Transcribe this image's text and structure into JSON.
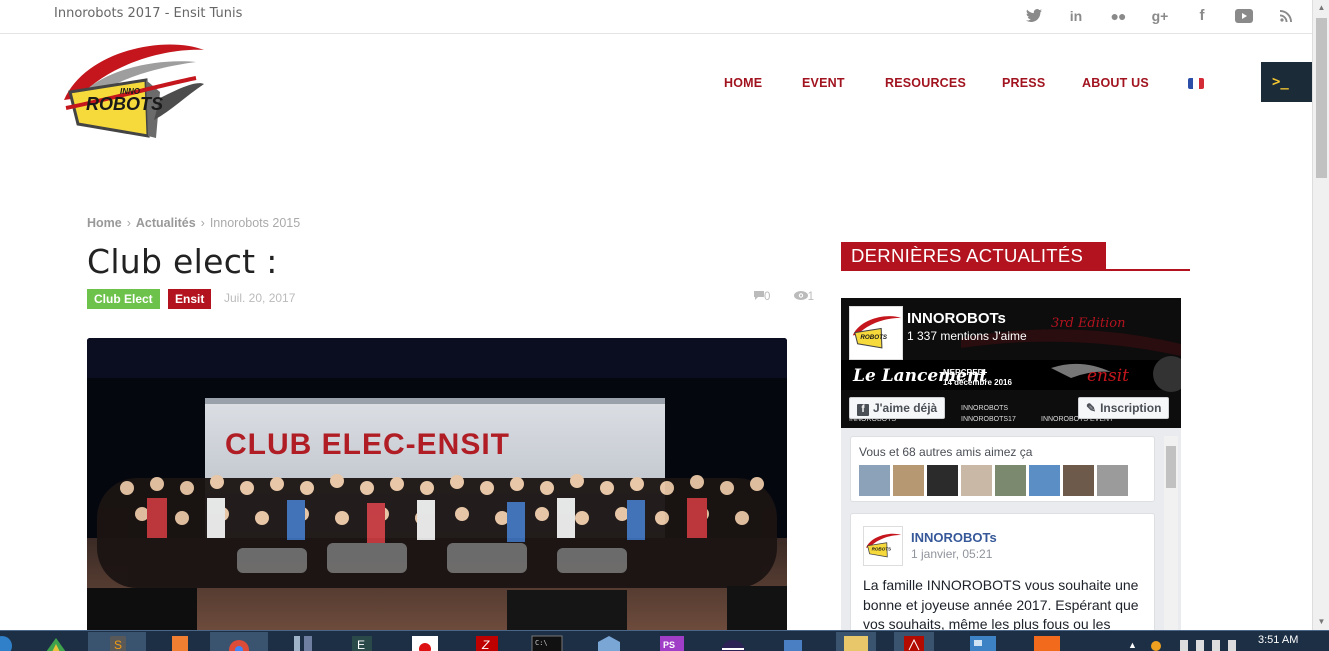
{
  "topbar": {
    "site_tag": "Innorobots 2017 - Ensit Tunis",
    "social_icons": [
      "twitter-icon",
      "linkedin-icon",
      "flickr-icon",
      "google-plus-icon",
      "facebook-icon",
      "youtube-icon",
      "rss-icon"
    ],
    "social_glyphs": [
      "🐦",
      "in",
      "••",
      "g+",
      "f",
      "▶",
      "◝"
    ]
  },
  "nav": {
    "items": [
      "HOME",
      "EVENT",
      "RESOURCES",
      "PRESS",
      "ABOUT US"
    ],
    "language": "french-flag"
  },
  "terminal_button": {
    "label": ">_"
  },
  "breadcrumb": {
    "home": "Home",
    "section": "Actualités",
    "current": "Innorobots 2015"
  },
  "post": {
    "title": "Club elect :",
    "tags": [
      "Club Elect",
      "Ensit"
    ],
    "date": "Juil. 20, 2017",
    "comments": "0",
    "views": "1",
    "image_banner": "CLUB ELEC-ENSIT"
  },
  "sidebar": {
    "title": "DERNIÈRES ACTUALITÉS",
    "facebook": {
      "page_name": "INNOROBOTs",
      "likes": "1 337 mentions J'aime",
      "edition": "3rd Edition",
      "launch": "Le Lancement",
      "launch_day": "MERCREDI",
      "launch_date": "14 décembre 2016",
      "ensit": "ensit",
      "like_button": "J'aime déjà",
      "signup_button": "Inscription",
      "cover_links": [
        "INNOROBOTS",
        "INNOROBOTS",
        "INNOROBOTS17",
        "INNOROBOTS EVENT"
      ],
      "friends_text": "Vous et 68 autres amis aimez ça",
      "post_author": "INNOROBOTs",
      "post_time": "1 janvier, 05:21",
      "post_text": "La famille INNOROBOTS vous souhaite une bonne et joyeuse année 2017. Espérant que vos souhaits, même les plus fous ou les"
    }
  },
  "taskbar": {
    "clock": "3:51 AM"
  },
  "colors": {
    "brand_red": "#b3131f",
    "tag_green": "#6cc24a",
    "terminal_bg": "#1c2b38",
    "taskbar_bg": "#1c2f45",
    "fb_blue": "#365899"
  }
}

→ REQUIRED WORK
Reproduce the listing word for word and omit its pictures.

→ WORKED ANSWER
Transcribe this image's text and structure into JSON.
{
  "topbar": {
    "site_tag": "Innorobots 2017 - Ensit Tunis",
    "social_icons": [
      "twitter-icon",
      "linkedin-icon",
      "flickr-icon",
      "google-plus-icon",
      "facebook-icon",
      "youtube-icon",
      "rss-icon"
    ],
    "social_glyphs": [
      "🐦",
      "in",
      "••",
      "g+",
      "f",
      "▶",
      "◝"
    ]
  },
  "nav": {
    "items": [
      "HOME",
      "EVENT",
      "RESOURCES",
      "PRESS",
      "ABOUT US"
    ],
    "language": "french-flag"
  },
  "terminal_button": {
    "label": ">_"
  },
  "breadcrumb": {
    "home": "Home",
    "section": "Actualités",
    "current": "Innorobots 2015"
  },
  "post": {
    "title": "Club elect :",
    "tags": [
      "Club Elect",
      "Ensit"
    ],
    "date": "Juil. 20, 2017",
    "comments": "0",
    "views": "1",
    "image_banner": "CLUB ELEC-ENSIT"
  },
  "sidebar": {
    "title": "DERNIÈRES ACTUALITÉS",
    "facebook": {
      "page_name": "INNOROBOTs",
      "likes": "1 337 mentions J'aime",
      "edition": "3rd Edition",
      "launch": "Le Lancement",
      "launch_day": "MERCREDI",
      "launch_date": "14 décembre 2016",
      "ensit": "ensit",
      "like_button": "J'aime déjà",
      "signup_button": "Inscription",
      "cover_links": [
        "INNOROBOTS",
        "INNOROBOTS",
        "INNOROBOTS17",
        "INNOROBOTS EVENT"
      ],
      "friends_text": "Vous et 68 autres amis aimez ça",
      "post_author": "INNOROBOTs",
      "post_time": "1 janvier, 05:21",
      "post_text": "La famille INNOROBOTS vous souhaite une bonne et joyeuse année 2017. Espérant que vos souhaits, même les plus fous ou les"
    }
  },
  "taskbar": {
    "clock": "3:51 AM"
  },
  "colors": {
    "brand_red": "#b3131f",
    "tag_green": "#6cc24a",
    "terminal_bg": "#1c2b38",
    "taskbar_bg": "#1c2f45",
    "fb_blue": "#365899"
  }
}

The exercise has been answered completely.